### RECORDS ###

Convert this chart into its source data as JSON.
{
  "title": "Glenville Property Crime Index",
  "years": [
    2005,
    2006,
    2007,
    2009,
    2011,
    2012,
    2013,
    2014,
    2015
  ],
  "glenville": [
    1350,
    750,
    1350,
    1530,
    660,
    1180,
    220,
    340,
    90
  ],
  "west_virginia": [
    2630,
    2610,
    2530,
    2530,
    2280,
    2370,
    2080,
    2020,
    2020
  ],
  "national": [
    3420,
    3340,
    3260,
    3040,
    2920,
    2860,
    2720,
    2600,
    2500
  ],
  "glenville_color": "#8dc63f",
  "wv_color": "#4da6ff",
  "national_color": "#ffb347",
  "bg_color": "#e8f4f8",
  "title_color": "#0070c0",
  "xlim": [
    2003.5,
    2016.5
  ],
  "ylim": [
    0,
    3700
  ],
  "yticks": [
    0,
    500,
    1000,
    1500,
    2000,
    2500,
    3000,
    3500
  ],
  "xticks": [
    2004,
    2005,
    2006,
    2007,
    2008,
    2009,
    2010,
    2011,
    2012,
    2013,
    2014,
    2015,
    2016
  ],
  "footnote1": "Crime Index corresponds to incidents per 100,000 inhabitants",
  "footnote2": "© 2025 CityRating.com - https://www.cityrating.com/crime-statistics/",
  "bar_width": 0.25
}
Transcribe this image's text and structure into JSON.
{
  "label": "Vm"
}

###

**INSTRUCTIONS FOR THE TASK:** Take the listing above and write it out again exactly.

**RESULT OF THIS TASK:**
Convert this chart into its source data as JSON.
{
  "title": "Glenville Property Crime Index",
  "years": [
    2005,
    2006,
    2007,
    2009,
    2011,
    2012,
    2013,
    2014,
    2015
  ],
  "glenville": [
    1350,
    750,
    1350,
    1530,
    660,
    1180,
    220,
    340,
    90
  ],
  "west_virginia": [
    2630,
    2610,
    2530,
    2530,
    2280,
    2370,
    2080,
    2020,
    2020
  ],
  "national": [
    3420,
    3340,
    3260,
    3040,
    2920,
    2860,
    2720,
    2600,
    2500
  ],
  "glenville_color": "#8dc63f",
  "wv_color": "#4da6ff",
  "national_color": "#ffb347",
  "bg_color": "#e8f4f8",
  "title_color": "#0070c0",
  "xlim": [
    2003.5,
    2016.5
  ],
  "ylim": [
    0,
    3700
  ],
  "yticks": [
    0,
    500,
    1000,
    1500,
    2000,
    2500,
    3000,
    3500
  ],
  "xticks": [
    2004,
    2005,
    2006,
    2007,
    2008,
    2009,
    2010,
    2011,
    2012,
    2013,
    2014,
    2015,
    2016
  ],
  "footnote1": "Crime Index corresponds to incidents per 100,000 inhabitants",
  "footnote2": "© 2025 CityRating.com - https://www.cityrating.com/crime-statistics/",
  "bar_width": 0.25
}
Transcribe this image's text and structure into JSON.
{
  "label": "Vm"
}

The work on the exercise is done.